- To be done: Output the lines that follow exactly as they are.

---------------

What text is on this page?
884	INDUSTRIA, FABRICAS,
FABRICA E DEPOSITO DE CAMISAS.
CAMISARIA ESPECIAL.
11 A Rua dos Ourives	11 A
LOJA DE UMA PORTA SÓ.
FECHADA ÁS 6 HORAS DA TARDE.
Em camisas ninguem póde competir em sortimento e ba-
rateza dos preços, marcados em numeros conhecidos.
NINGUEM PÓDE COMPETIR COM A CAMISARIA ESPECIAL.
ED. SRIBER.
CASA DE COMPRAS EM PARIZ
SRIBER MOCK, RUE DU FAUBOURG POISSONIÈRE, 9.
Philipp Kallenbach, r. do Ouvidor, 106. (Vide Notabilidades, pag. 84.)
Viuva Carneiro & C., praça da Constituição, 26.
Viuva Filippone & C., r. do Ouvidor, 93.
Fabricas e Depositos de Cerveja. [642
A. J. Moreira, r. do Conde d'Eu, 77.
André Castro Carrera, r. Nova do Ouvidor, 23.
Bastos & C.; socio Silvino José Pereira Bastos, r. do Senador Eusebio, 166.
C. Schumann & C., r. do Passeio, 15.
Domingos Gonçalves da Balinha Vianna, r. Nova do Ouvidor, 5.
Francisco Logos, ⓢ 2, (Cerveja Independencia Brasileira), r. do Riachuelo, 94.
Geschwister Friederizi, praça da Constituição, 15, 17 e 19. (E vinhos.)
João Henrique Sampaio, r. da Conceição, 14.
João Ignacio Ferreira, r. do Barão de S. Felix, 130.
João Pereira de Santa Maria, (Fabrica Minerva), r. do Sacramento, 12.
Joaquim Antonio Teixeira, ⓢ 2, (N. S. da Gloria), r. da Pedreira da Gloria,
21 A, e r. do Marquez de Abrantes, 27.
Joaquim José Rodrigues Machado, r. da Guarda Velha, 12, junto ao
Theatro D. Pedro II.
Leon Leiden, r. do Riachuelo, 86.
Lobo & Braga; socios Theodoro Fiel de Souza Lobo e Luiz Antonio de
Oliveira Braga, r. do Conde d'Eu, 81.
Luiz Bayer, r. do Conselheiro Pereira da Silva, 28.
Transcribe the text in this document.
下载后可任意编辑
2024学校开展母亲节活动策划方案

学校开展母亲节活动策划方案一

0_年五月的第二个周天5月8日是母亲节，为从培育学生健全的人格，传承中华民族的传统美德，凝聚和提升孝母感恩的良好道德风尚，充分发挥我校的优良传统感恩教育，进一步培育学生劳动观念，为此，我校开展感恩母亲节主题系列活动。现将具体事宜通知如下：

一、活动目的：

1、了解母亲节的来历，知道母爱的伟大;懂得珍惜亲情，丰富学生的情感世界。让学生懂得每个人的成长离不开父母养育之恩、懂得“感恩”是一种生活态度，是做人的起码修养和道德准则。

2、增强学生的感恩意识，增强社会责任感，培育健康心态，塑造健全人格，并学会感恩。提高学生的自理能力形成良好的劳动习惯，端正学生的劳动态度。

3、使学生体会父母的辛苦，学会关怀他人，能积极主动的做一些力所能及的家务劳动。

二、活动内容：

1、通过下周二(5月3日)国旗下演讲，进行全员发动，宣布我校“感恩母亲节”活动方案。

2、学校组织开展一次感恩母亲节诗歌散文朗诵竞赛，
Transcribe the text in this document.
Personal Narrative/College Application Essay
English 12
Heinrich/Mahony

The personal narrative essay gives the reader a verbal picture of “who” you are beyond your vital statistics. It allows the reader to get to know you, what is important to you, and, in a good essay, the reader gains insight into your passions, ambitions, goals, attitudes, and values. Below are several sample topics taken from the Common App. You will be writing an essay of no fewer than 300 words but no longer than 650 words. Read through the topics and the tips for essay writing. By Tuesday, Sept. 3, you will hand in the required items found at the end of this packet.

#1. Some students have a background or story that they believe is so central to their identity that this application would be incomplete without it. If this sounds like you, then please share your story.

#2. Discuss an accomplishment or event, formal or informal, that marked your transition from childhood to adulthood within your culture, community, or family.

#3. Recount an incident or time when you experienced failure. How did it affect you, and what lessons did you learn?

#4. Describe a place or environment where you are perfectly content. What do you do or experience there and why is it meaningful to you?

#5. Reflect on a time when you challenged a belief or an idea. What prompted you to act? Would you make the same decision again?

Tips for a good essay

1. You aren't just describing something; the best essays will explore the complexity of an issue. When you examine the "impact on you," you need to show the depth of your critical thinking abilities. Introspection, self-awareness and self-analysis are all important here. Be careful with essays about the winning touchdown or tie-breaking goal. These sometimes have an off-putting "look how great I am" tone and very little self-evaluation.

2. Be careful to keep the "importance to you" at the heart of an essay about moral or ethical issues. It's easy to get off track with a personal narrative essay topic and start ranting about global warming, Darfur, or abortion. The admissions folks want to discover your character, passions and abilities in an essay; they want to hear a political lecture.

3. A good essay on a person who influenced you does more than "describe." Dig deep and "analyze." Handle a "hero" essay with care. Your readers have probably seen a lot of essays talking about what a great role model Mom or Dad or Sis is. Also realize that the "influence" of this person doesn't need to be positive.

---------------

- Written solution:
What text is on this page?
884	INDUSTRIA, FABRICAS,
FABRICA E DEPOSITO DE CAMISAS.
CAMISARIA ESPECIAL.
11 A Rua dos Ourives	11 A
LOJA DE UMA PORTA SÓ.
FECHADA ÁS 6 HORAS DA TARDE.
Em camisas ninguem póde competir em sortimento e ba-
rateza dos preços, marcados em numeros conhecidos.
NINGUEM PÓDE COMPETIR COM A CAMISARIA ESPECIAL.
ED. SRIBER.
CASA DE COMPRAS EM PARIZ
SRIBER MOCK, RUE DU FAUBOURG POISSONIÈRE, 9.
Philipp Kallenbach, r. do Ouvidor, 106. (Vide Notabilidades, pag. 84.)
Viuva Carneiro & C., praça da Constituição, 26.
Viuva Filippone & C., r. do Ouvidor, 93.
Fabricas e Depositos de Cerveja. [642
A. J. Moreira, r. do Conde d'Eu, 77.
André Castro Carrera, r. Nova do Ouvidor, 23.
Bastos & C.; socio Silvino José Pereira Bastos, r. do Senador Eusebio, 166.
C. Schumann & C., r. do Passeio, 15.
Domingos Gonçalves da Balinha Vianna, r. Nova do Ouvidor, 5.
Francisco Logos, ⓢ 2, (Cerveja Independencia Brasileira), r. do Riachuelo, 94.
Geschwister Friederizi, praça da Constituição, 15, 17 e 19. (E vinhos.)
João Henrique Sampaio, r. da Conceição, 14.
João Ignacio Ferreira, r. do Barão de S. Felix, 130.
João Pereira de Santa Maria, (Fabrica Minerva), r. do Sacramento, 12.
Joaquim Antonio Teixeira, ⓢ 2, (N. S. da Gloria), r. da Pedreira da Gloria,
21 A, e r. do Marquez de Abrantes, 27.
Joaquim José Rodrigues Machado, r. da Guarda Velha, 12, junto ao
Theatro D. Pedro II.
Leon Leiden, r. do Riachuelo, 86.
Lobo & Braga; socios Theodoro Fiel de Souza Lobo e Luiz Antonio de
Oliveira Braga, r. do Conde d'Eu, 81.
Luiz Bayer, r. do Conselheiro Pereira da Silva, 28.
Transcribe the text in this document.
下载后可任意编辑
2024学校开展母亲节活动策划方案

学校开展母亲节活动策划方案一

0_年五月的第二个周天5月8日是母亲节，为从培育学生健全的人格，传承中华民族的传统美德，凝聚和提升孝母感恩的良好道德风尚，充分发挥我校的优良传统感恩教育，进一步培育学生劳动观念，为此，我校开展感恩母亲节主题系列活动。现将具体事宜通知如下：

一、活动目的：

1、了解母亲节的来历，知道母爱的伟大;懂得珍惜亲情，丰富学生的情感世界。让学生懂得每个人的成长离不开父母养育之恩、懂得“感恩”是一种生活态度，是做人的起码修养和道德准则。

2、增强学生的感恩意识，增强社会责任感，培育健康心态，塑造健全人格，并学会感恩。提高学生的自理能力形成良好的劳动习惯，端正学生的劳动态度。

3、使学生体会父母的辛苦，学会关怀他人，能积极主动的做一些力所能及的家务劳动。

二、活动内容：

1、通过下周二(5月3日)国旗下演讲，进行全员发动，宣布我校“感恩母亲节”活动方案。

2、学校组织开展一次感恩母亲节诗歌散文朗诵竞赛，
Transcribe the text in this document.
Personal Narrative/College Application Essay
English 12
Heinrich/Mahony

The personal narrative essay gives the reader a verbal picture of “who” you are beyond your vital statistics. It allows the reader to get to know you, what is important to you, and, in a good essay, the reader gains insight into your passions, ambitions, goals, attitudes, and values. Below are several sample topics taken from the Common App. You will be writing an essay of no fewer than 300 words but no longer than 650 words. Read through the topics and the tips for essay writing. By Tuesday, Sept. 3, you will hand in the required items found at the end of this packet.

#1. Some students have a background or story that they believe is so central to their identity that this application would be incomplete without it. If this sounds like you, then please share your story.

#2. Discuss an accomplishment or event, formal or informal, that marked your transition from childhood to adulthood within your culture, community, or family.

#3. Recount an incident or time when you experienced failure. How did it affect you, and what lessons did you learn?

#4. Describe a place or environment where you are perfectly content. What do you do or experience there and why is it meaningful to you?

#5. Reflect on a time when you challenged a belief or an idea. What prompted you to act? Would you make the same decision again?

Tips for a good essay

1. You aren't just describing something; the best essays will explore the complexity of an issue. When you examine the "impact on you," you need to show the depth of your critical thinking abilities. Introspection, self-awareness and self-analysis are all important here. Be careful with essays about the winning touchdown or tie-breaking goal. These sometimes have an off-putting "look how great I am" tone and very little self-evaluation.

2. Be careful to keep the "importance to you" at the heart of an essay about moral or ethical issues. It's easy to get off track with a personal narrative essay topic and start ranting about global warming, Darfur, or abortion. The admissions folks want to discover your character, passions and abilities in an essay; they want to hear a political lecture.

3. A good essay on a person who influenced you does more than "describe." Dig deep and "analyze." Handle a "hero" essay with care. Your readers have probably seen a lot of essays talking about what a great role model Mom or Dad or Sis is. Also realize that the "influence" of this person doesn't need to be positive.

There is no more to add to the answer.